(Items from a dataset)
——

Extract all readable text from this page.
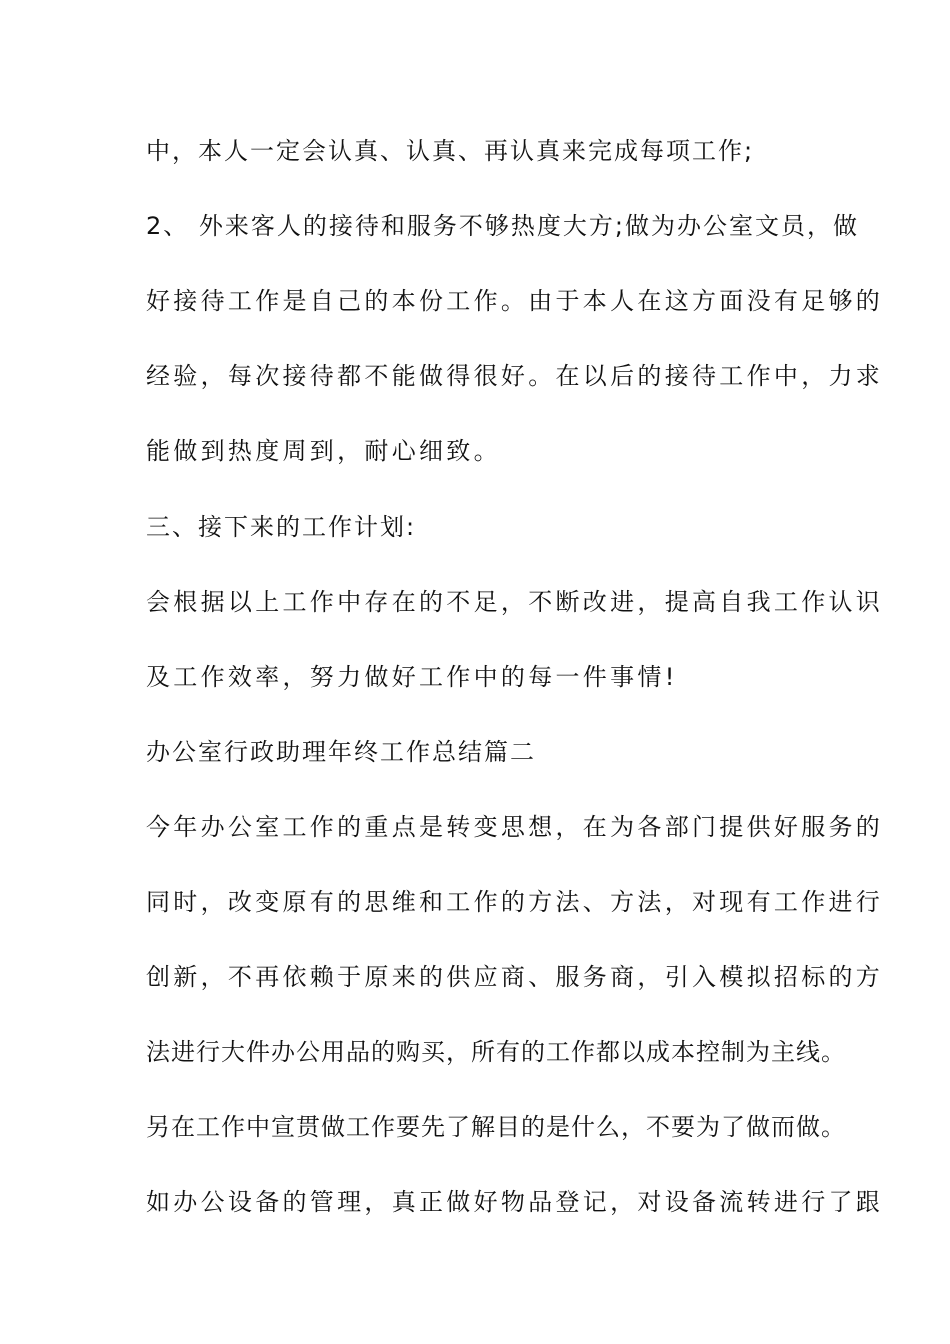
中，本人一定会认真、认真、再认真来完成每项工作;
2、 外来客人的接待和服务不够热度大方;做为办公室文员，做
好接待工作是自己的本份工作。由于本人在这方面没有足够的
经验，每次接待都不能做得很好。在以后的接待工作中，力求
能做到热度周到，耐心细致。
三、接下来的工作计划:
会根据以上工作中存在的不足，不断改进，提高自我工作认识
及工作效率，努力做好工作中的每一件事情!
办公室行政助理年终工作总结篇二
今年办公室工作的重点是转变思想，在为各部门提供好服务的
同时，改变原有的思维和工作的方法、方法，对现有工作进行
创新，不再依赖于原来的供应商、服务商，引入模拟招标的方
法进行大件办公用品的购买，所有的工作都以成本控制为主线。
另在工作中宣贯做工作要先了解目的是什么，不要为了做而做。
如办公设备的管理，真正做好物品登记，对设备流转进行了跟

——

STATED EXERCISE.
Print each of the records above exactly as written, leaving no picture in the copy.

ANSWER TO THIS EXERCISE.
Extract all readable text from this page.
中，本人一定会认真、认真、再认真来完成每项工作;
2、 外来客人的接待和服务不够热度大方;做为办公室文员，做
好接待工作是自己的本份工作。由于本人在这方面没有足够的
经验，每次接待都不能做得很好。在以后的接待工作中，力求
能做到热度周到，耐心细致。
三、接下来的工作计划:
会根据以上工作中存在的不足，不断改进，提高自我工作认识
及工作效率，努力做好工作中的每一件事情!
办公室行政助理年终工作总结篇二
今年办公室工作的重点是转变思想，在为各部门提供好服务的
同时，改变原有的思维和工作的方法、方法，对现有工作进行
创新，不再依赖于原来的供应商、服务商，引入模拟招标的方
法进行大件办公用品的购买，所有的工作都以成本控制为主线。
另在工作中宣贯做工作要先了解目的是什么，不要为了做而做。
如办公设备的管理，真正做好物品登记，对设备流转进行了跟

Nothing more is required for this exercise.